- Extracted records
+ + +

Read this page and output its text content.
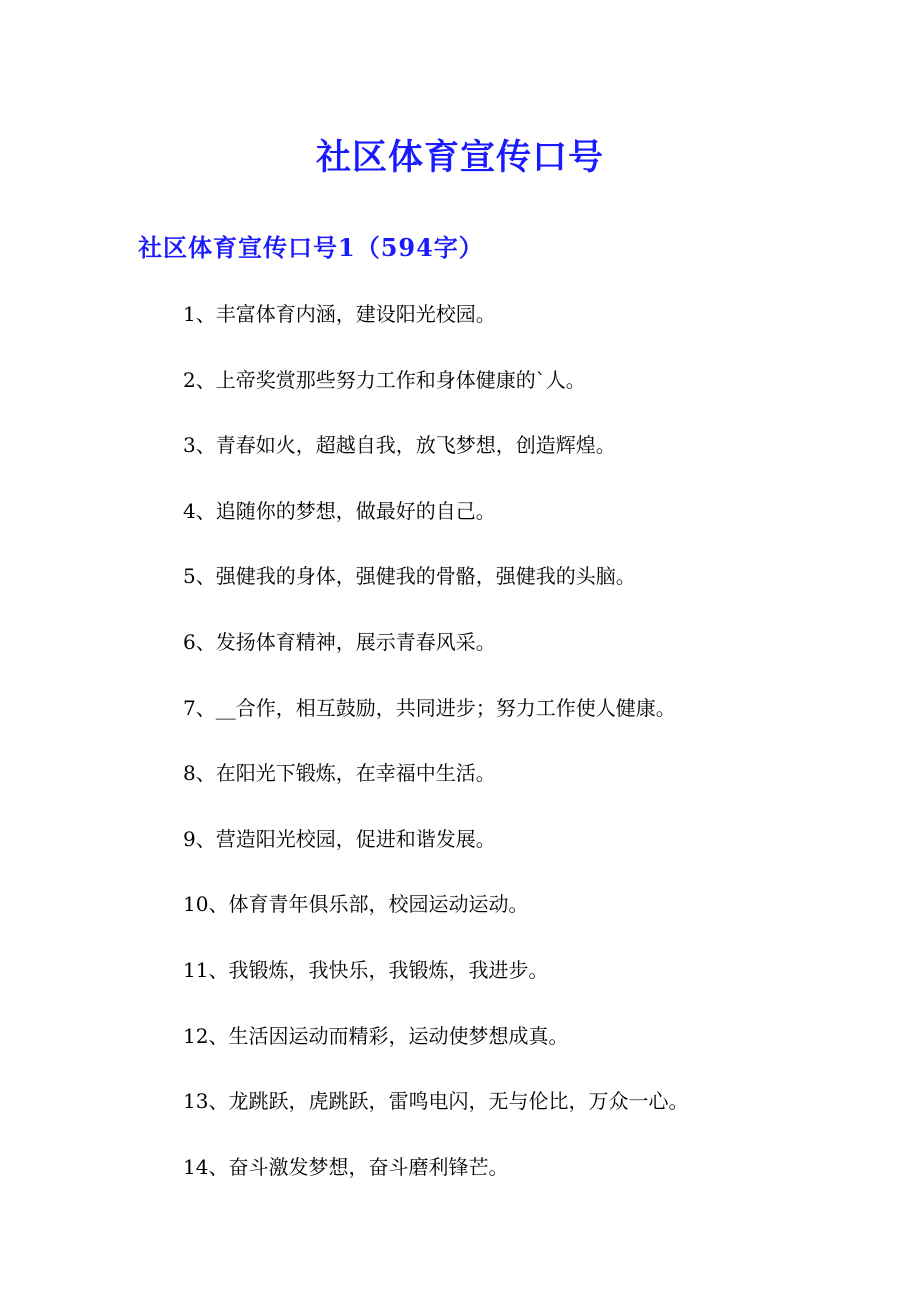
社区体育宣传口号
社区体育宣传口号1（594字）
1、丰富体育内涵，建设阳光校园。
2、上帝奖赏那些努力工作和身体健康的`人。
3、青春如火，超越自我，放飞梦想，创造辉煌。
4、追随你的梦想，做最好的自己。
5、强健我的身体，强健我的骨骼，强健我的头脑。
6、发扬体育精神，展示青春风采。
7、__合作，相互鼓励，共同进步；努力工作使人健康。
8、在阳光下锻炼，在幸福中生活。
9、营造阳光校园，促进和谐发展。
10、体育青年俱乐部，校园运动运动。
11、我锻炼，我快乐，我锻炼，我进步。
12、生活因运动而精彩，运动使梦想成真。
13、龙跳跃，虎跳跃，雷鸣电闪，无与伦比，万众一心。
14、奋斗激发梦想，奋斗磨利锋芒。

+ + +

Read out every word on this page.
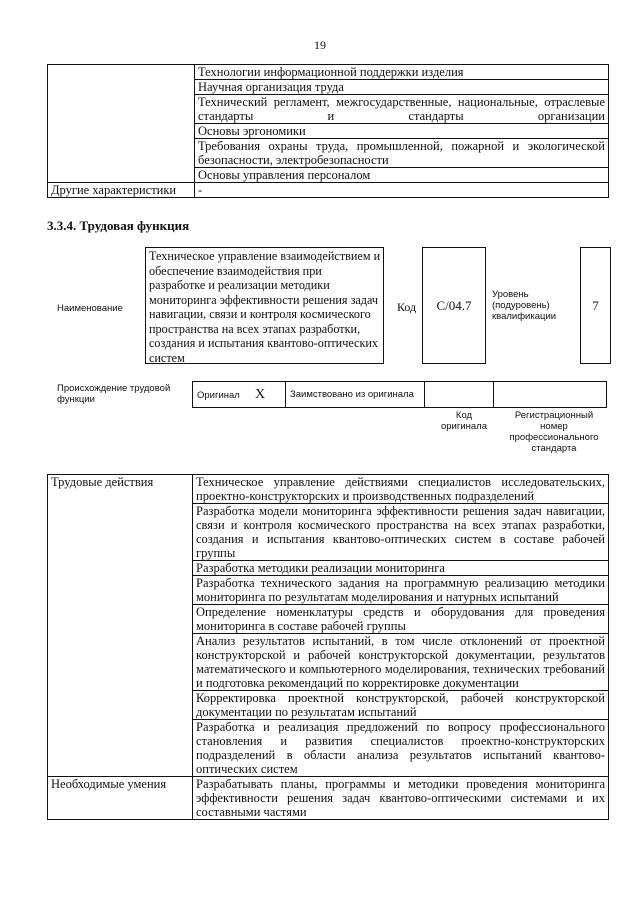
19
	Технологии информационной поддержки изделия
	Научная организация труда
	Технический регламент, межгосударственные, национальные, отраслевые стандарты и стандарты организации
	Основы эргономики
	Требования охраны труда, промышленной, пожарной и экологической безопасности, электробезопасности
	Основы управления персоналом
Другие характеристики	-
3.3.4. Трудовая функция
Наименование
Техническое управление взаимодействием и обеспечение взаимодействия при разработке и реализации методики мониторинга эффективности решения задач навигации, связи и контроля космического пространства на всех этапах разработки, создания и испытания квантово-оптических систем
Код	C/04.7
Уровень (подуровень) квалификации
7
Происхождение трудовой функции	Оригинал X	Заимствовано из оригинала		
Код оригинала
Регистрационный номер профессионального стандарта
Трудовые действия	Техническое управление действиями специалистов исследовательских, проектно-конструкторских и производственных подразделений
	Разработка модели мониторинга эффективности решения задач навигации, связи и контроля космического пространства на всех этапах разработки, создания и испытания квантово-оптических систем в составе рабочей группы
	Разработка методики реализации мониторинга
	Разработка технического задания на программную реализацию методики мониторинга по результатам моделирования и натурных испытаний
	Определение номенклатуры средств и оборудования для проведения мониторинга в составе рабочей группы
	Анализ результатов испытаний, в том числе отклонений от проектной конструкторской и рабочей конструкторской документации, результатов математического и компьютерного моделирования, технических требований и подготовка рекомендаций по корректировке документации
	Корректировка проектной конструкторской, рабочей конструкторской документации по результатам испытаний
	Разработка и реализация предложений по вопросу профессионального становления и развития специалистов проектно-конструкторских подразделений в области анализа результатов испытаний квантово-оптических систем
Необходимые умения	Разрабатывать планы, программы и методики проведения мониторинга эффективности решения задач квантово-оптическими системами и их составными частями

+ + +

- Work required
Extract all lines of the records above that include "документации".

- Reply to the exercise
	Анализ результатов испытаний, в том числе отклонений от проектной конструкторской и рабочей конструкторской документации, результатов математического и компьютерного моделирования, технических требований и подготовка рекомендаций по корректировке документации
	Корректировка проектной конструкторской, рабочей конструкторской документации по результатам испытаний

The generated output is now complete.